▸ Written request:
Read the listing below and copy out every line that holds "则应收水费".

** Begin Data section **

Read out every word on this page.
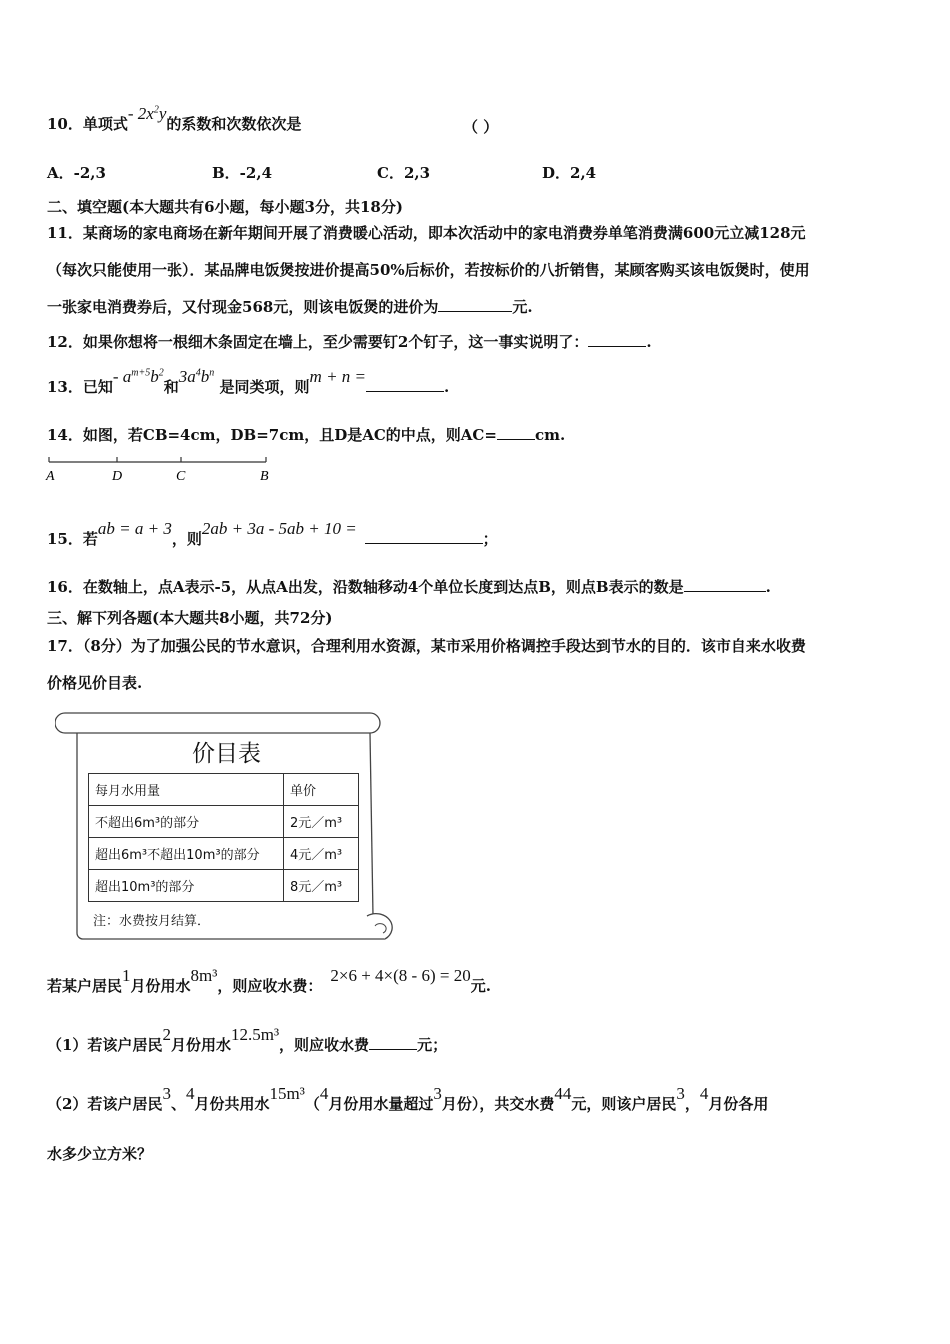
10．单项式- $2x^2y$的系数和次数依次是	（ ）
A．-2,3	B．-2,4	C．2,3	D．2,4
二、填空题(本大题共有6小题，每小题3分，共18分)
11．某商场的家电商场在新年期间开展了消费暖心活动，即本次活动中的家电消费券单笔消费满600元立减128元
（每次只能使用一张）．某品牌电饭煲按进价提高50%后标价，若按标价的八折销售，某顾客购买该电饭煲时，使用
一张家电消费券后，又付现金568元，则该电饭煲的进价为	元.
12．如果你想将一根细木条固定在墙上，至少需要钉2个钉子，这一事实说明了：	.
13．已知- $a^{m+5}b^2$和$3a^4b^n$ 是同类项，则m + n =.
14．如图，若CB=4cm，DB=7cm，且D是AC的中点，则AC=	cm.
A	D	C	B
15．若ab = a + 3，则2ab + 3a - 5ab + 10 =；
16．在数轴上，点A表示-5，从点A出发，沿数轴移动4个单位长度到达点B，则点B表示的数是	.
三、解下列各题(本大题共8小题，共72分)
17．（8分）为了加强公民的节水意识，合理利用水资源，某市采用价格调控手段达到节水的目的．该市自来水收费
价格见价目表.
价目表
每月水用量	单价
不超出6m³的部分	2元／m³
超出6m³不超出10m³的部分	4元／m³
超出10m³的部分	8元／m³
注：水费按月结算．
若某户居民1月份用水8m³，则应收水费：2×6 + 4×(8 - 6) = 20元.
（1）若该户居民2月份用水12.5m³，则应收水费	元；
（2）若该户居民3、4月份共用水15m³（4月份用水量超过3月份），共交水费44元，则该户居民3，4月份各用
水多少立方米？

** End Data section **

▸ Exercise answer:
若某户居民1月份用水8m³，则应收水费：2×6 + 4×(8 - 6) = 20元.
（1）若该户居民2月份用水12.5m³，则应收水费	元；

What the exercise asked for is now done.